%%
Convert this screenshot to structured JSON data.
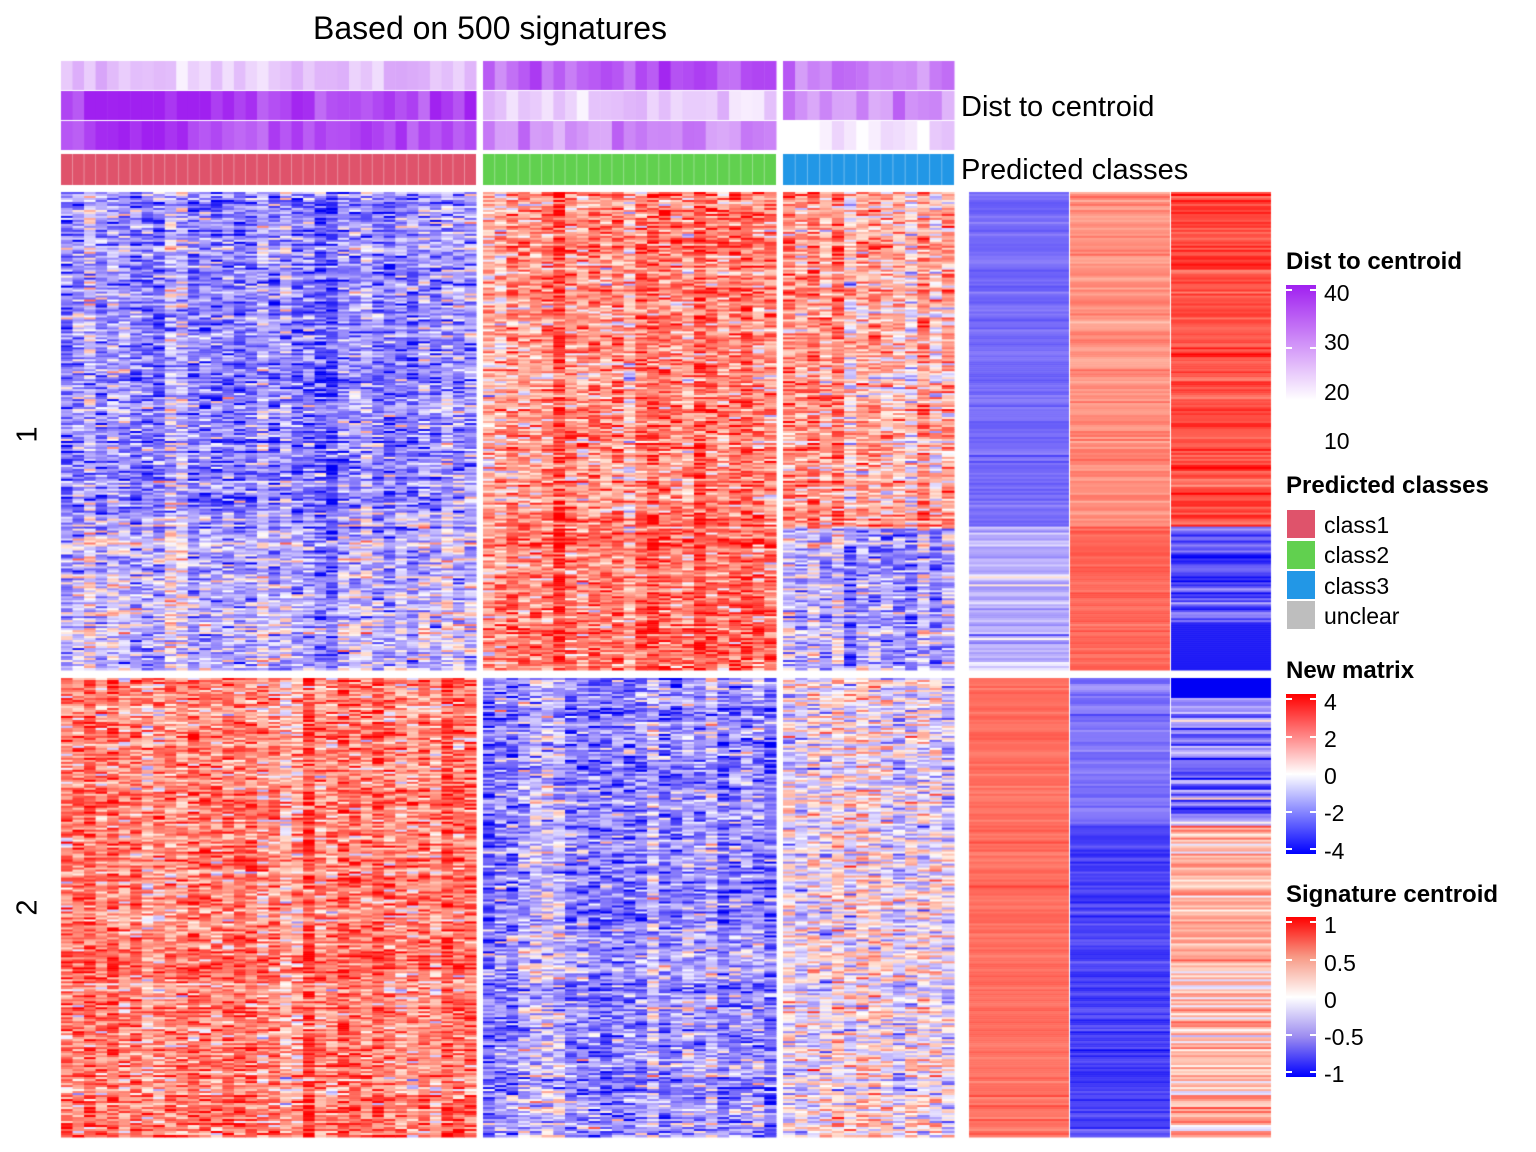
{
  "chart_data": {
    "type": "heatmap",
    "title": "Based on 500 signatures",
    "top_annotations": [
      {
        "name": "Dist to centroid",
        "rows": 3
      },
      {
        "name": "Predicted classes",
        "rows": 1
      }
    ],
    "row_slices": [
      "1",
      "2"
    ],
    "column_groups": [
      {
        "class": "class1",
        "n_samples": 36
      },
      {
        "class": "class2",
        "n_samples": 25
      },
      {
        "class": "class3",
        "n_samples": 14
      }
    ],
    "signature_centroid_columns": 3,
    "signature_centroid_pattern": {
      "slice_1": {
        "class1": "negative",
        "class2": "positive",
        "class3": "mostly positive, negative in lower rows"
      },
      "slice_2": {
        "class1": "positive",
        "class2": "negative",
        "class3": "mixed"
      }
    },
    "legends": [
      {
        "title": "Dist to centroid",
        "ticks": [
          "40",
          "30",
          "20",
          "10"
        ],
        "range": [
          10,
          40
        ],
        "colors": [
          "#ffffff",
          "#a020f0"
        ]
      },
      {
        "title": "Predicted classes",
        "items": [
          {
            "label": "class1",
            "color": "#DF536B"
          },
          {
            "label": "class2",
            "color": "#61D04F"
          },
          {
            "label": "class3",
            "color": "#2297E6"
          },
          {
            "label": "unclear",
            "color": "#BEBEBE"
          }
        ]
      },
      {
        "title": "New matrix",
        "ticks": [
          "4",
          "2",
          "0",
          "-2",
          "-4"
        ],
        "range": [
          -4,
          4
        ],
        "colors": [
          "#0000ff",
          "#ffffff",
          "#ff0000"
        ]
      },
      {
        "title": "Signature centroid",
        "ticks": [
          "1",
          "0.5",
          "0",
          "-0.5",
          "-1"
        ],
        "range": [
          -1,
          1
        ],
        "colors": [
          "#0000ff",
          "#ffffff",
          "#ff0000"
        ]
      }
    ]
  }
}
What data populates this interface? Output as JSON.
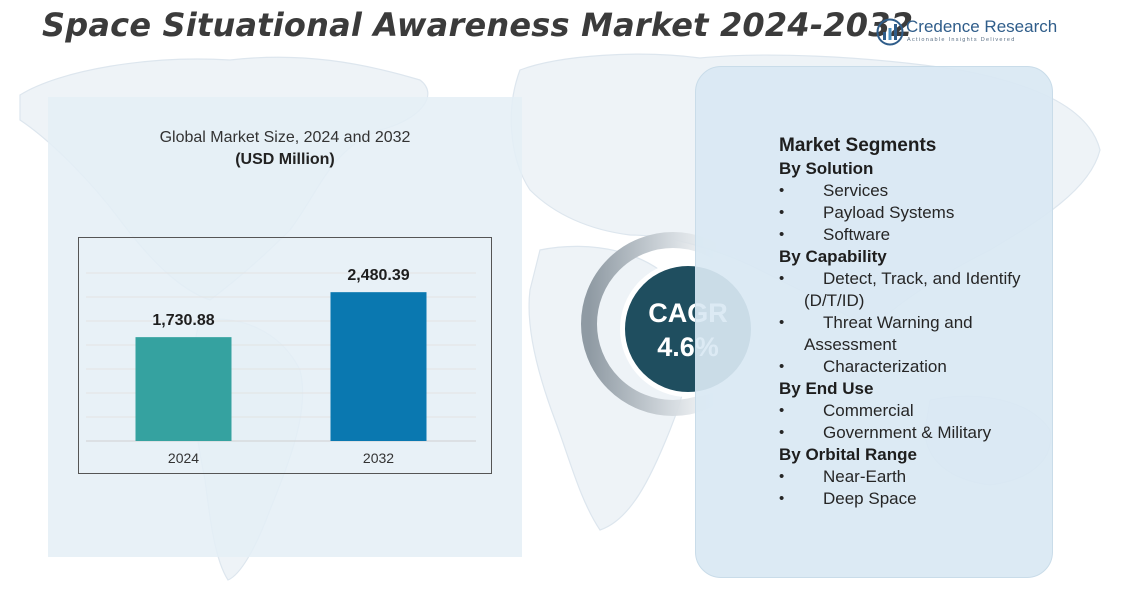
{
  "header": {
    "title": "Space Situational Awareness Market 2024-2032"
  },
  "logo": {
    "name": "Credence Research",
    "tagline": "Actionable Insights Delivered"
  },
  "chart_data": {
    "type": "bar",
    "title": "Global Market Size, 2024 and 2032",
    "unit": "(USD Million)",
    "categories": [
      "2024",
      "2032"
    ],
    "values": [
      1730.88,
      2480.39
    ],
    "value_labels": [
      "1,730.88",
      "2,480.39"
    ],
    "colors": [
      "#35a2a0",
      "#0a78b0"
    ],
    "ylim": [
      0,
      2800
    ],
    "grid": true,
    "legend": "none"
  },
  "cagr": {
    "label": "CAGR",
    "value": "4.6%"
  },
  "segments": {
    "heading": "Market Segments",
    "groups": [
      {
        "title": "By Solution",
        "items": [
          "Services",
          "Payload Systems",
          "Software"
        ]
      },
      {
        "title": "By Capability",
        "items": [
          "Detect, Track, and Identify (D/T/ID)",
          "Threat Warning and Assessment",
          "Characterization"
        ]
      },
      {
        "title": "By End Use",
        "items": [
          "Commercial",
          "Government & Military"
        ]
      },
      {
        "title": "By Orbital Range",
        "items": [
          "Near-Earth",
          "Deep Space"
        ]
      }
    ]
  },
  "colors": {
    "title": "#3b3b3b",
    "chart_panel": "#e4eef6",
    "segment_panel": "#d9e8f3",
    "cagr_circle": "#1f4e5f",
    "brand": "#2f5d8a"
  }
}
%%
=== DIRECTION ===
Extract every line above containing the word "classes".

=== TASK RESPONSE ===
        "name": "Predicted classes",
        "title": "Predicted classes",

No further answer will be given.